## Directions for this task
Quote all of the data below exactly, please.

= = = = = = =

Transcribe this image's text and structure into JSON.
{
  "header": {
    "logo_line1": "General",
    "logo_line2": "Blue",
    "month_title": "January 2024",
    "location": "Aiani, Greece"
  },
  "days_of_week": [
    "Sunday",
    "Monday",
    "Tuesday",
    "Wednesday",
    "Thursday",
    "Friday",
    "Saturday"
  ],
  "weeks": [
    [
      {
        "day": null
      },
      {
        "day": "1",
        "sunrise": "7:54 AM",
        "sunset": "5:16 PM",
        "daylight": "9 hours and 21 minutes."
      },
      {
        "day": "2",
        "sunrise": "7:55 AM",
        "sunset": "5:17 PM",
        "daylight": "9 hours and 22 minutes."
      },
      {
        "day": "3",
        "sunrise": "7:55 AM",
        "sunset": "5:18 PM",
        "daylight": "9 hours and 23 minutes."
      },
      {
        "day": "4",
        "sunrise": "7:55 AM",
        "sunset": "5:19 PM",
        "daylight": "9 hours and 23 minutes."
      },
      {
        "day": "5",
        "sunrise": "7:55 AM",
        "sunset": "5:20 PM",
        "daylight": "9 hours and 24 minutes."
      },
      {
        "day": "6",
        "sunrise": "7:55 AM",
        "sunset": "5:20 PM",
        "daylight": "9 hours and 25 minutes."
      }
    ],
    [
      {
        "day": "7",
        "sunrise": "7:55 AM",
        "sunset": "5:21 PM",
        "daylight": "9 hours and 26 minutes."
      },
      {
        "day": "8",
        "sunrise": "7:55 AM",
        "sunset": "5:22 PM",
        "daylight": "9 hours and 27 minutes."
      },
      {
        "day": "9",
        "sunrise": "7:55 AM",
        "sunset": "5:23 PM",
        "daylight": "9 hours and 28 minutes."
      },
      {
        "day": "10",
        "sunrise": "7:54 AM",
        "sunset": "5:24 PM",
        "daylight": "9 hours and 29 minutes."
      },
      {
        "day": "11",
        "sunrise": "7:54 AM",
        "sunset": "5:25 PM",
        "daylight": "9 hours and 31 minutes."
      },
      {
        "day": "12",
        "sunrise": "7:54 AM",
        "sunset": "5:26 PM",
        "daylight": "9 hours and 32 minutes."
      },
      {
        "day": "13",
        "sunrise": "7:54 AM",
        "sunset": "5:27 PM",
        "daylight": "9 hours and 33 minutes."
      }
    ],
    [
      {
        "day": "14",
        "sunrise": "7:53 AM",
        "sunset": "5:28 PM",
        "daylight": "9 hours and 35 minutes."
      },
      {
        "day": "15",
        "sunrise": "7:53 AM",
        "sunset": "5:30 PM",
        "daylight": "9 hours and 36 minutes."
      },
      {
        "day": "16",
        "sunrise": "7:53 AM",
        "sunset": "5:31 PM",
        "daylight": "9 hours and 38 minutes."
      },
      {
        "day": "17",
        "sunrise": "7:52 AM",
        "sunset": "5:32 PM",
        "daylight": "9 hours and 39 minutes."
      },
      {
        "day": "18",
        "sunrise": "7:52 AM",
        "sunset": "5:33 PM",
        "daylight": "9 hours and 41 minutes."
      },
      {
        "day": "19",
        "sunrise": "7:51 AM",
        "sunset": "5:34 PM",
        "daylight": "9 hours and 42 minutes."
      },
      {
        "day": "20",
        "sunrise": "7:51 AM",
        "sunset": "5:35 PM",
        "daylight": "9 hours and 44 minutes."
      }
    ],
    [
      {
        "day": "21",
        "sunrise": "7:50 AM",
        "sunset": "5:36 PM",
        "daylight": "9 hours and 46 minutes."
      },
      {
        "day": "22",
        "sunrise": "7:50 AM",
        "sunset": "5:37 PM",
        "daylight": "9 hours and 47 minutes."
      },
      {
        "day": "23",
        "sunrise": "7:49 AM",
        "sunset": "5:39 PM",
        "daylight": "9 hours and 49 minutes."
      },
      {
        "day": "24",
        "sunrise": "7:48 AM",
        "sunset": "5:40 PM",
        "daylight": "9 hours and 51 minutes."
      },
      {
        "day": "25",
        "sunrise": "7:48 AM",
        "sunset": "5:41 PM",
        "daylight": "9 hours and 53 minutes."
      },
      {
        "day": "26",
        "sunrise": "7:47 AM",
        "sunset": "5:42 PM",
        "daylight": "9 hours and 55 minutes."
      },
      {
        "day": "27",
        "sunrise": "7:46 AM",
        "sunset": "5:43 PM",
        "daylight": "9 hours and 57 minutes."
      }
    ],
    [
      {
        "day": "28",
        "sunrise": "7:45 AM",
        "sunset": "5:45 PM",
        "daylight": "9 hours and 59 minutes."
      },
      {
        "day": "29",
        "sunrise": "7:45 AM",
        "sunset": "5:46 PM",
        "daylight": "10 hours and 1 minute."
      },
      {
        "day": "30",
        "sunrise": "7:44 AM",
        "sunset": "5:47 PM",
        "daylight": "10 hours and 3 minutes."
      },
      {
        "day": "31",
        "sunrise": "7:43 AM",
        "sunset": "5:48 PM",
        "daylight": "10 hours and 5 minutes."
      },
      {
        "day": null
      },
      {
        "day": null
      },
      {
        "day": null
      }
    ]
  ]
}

= = = = = = =

## Worked solution
Transcribe this image's text and structure into JSON.
{
  "header": {
    "logo_line1": "General",
    "logo_line2": "Blue",
    "month_title": "January 2024",
    "location": "Aiani, Greece"
  },
  "days_of_week": [
    "Sunday",
    "Monday",
    "Tuesday",
    "Wednesday",
    "Thursday",
    "Friday",
    "Saturday"
  ],
  "weeks": [
    [
      {
        "day": null
      },
      {
        "day": "1",
        "sunrise": "7:54 AM",
        "sunset": "5:16 PM",
        "daylight": "9 hours and 21 minutes."
      },
      {
        "day": "2",
        "sunrise": "7:55 AM",
        "sunset": "5:17 PM",
        "daylight": "9 hours and 22 minutes."
      },
      {
        "day": "3",
        "sunrise": "7:55 AM",
        "sunset": "5:18 PM",
        "daylight": "9 hours and 23 minutes."
      },
      {
        "day": "4",
        "sunrise": "7:55 AM",
        "sunset": "5:19 PM",
        "daylight": "9 hours and 23 minutes."
      },
      {
        "day": "5",
        "sunrise": "7:55 AM",
        "sunset": "5:20 PM",
        "daylight": "9 hours and 24 minutes."
      },
      {
        "day": "6",
        "sunrise": "7:55 AM",
        "sunset": "5:20 PM",
        "daylight": "9 hours and 25 minutes."
      }
    ],
    [
      {
        "day": "7",
        "sunrise": "7:55 AM",
        "sunset": "5:21 PM",
        "daylight": "9 hours and 26 minutes."
      },
      {
        "day": "8",
        "sunrise": "7:55 AM",
        "sunset": "5:22 PM",
        "daylight": "9 hours and 27 minutes."
      },
      {
        "day": "9",
        "sunrise": "7:55 AM",
        "sunset": "5:23 PM",
        "daylight": "9 hours and 28 minutes."
      },
      {
        "day": "10",
        "sunrise": "7:54 AM",
        "sunset": "5:24 PM",
        "daylight": "9 hours and 29 minutes."
      },
      {
        "day": "11",
        "sunrise": "7:54 AM",
        "sunset": "5:25 PM",
        "daylight": "9 hours and 31 minutes."
      },
      {
        "day": "12",
        "sunrise": "7:54 AM",
        "sunset": "5:26 PM",
        "daylight": "9 hours and 32 minutes."
      },
      {
        "day": "13",
        "sunrise": "7:54 AM",
        "sunset": "5:27 PM",
        "daylight": "9 hours and 33 minutes."
      }
    ],
    [
      {
        "day": "14",
        "sunrise": "7:53 AM",
        "sunset": "5:28 PM",
        "daylight": "9 hours and 35 minutes."
      },
      {
        "day": "15",
        "sunrise": "7:53 AM",
        "sunset": "5:30 PM",
        "daylight": "9 hours and 36 minutes."
      },
      {
        "day": "16",
        "sunrise": "7:53 AM",
        "sunset": "5:31 PM",
        "daylight": "9 hours and 38 minutes."
      },
      {
        "day": "17",
        "sunrise": "7:52 AM",
        "sunset": "5:32 PM",
        "daylight": "9 hours and 39 minutes."
      },
      {
        "day": "18",
        "sunrise": "7:52 AM",
        "sunset": "5:33 PM",
        "daylight": "9 hours and 41 minutes."
      },
      {
        "day": "19",
        "sunrise": "7:51 AM",
        "sunset": "5:34 PM",
        "daylight": "9 hours and 42 minutes."
      },
      {
        "day": "20",
        "sunrise": "7:51 AM",
        "sunset": "5:35 PM",
        "daylight": "9 hours and 44 minutes."
      }
    ],
    [
      {
        "day": "21",
        "sunrise": "7:50 AM",
        "sunset": "5:36 PM",
        "daylight": "9 hours and 46 minutes."
      },
      {
        "day": "22",
        "sunrise": "7:50 AM",
        "sunset": "5:37 PM",
        "daylight": "9 hours and 47 minutes."
      },
      {
        "day": "23",
        "sunrise": "7:49 AM",
        "sunset": "5:39 PM",
        "daylight": "9 hours and 49 minutes."
      },
      {
        "day": "24",
        "sunrise": "7:48 AM",
        "sunset": "5:40 PM",
        "daylight": "9 hours and 51 minutes."
      },
      {
        "day": "25",
        "sunrise": "7:48 AM",
        "sunset": "5:41 PM",
        "daylight": "9 hours and 53 minutes."
      },
      {
        "day": "26",
        "sunrise": "7:47 AM",
        "sunset": "5:42 PM",
        "daylight": "9 hours and 55 minutes."
      },
      {
        "day": "27",
        "sunrise": "7:46 AM",
        "sunset": "5:43 PM",
        "daylight": "9 hours and 57 minutes."
      }
    ],
    [
      {
        "day": "28",
        "sunrise": "7:45 AM",
        "sunset": "5:45 PM",
        "daylight": "9 hours and 59 minutes."
      },
      {
        "day": "29",
        "sunrise": "7:45 AM",
        "sunset": "5:46 PM",
        "daylight": "10 hours and 1 minute."
      },
      {
        "day": "30",
        "sunrise": "7:44 AM",
        "sunset": "5:47 PM",
        "daylight": "10 hours and 3 minutes."
      },
      {
        "day": "31",
        "sunrise": "7:43 AM",
        "sunset": "5:48 PM",
        "daylight": "10 hours and 5 minutes."
      },
      {
        "day": null
      },
      {
        "day": null
      },
      {
        "day": null
      }
    ]
  ]
}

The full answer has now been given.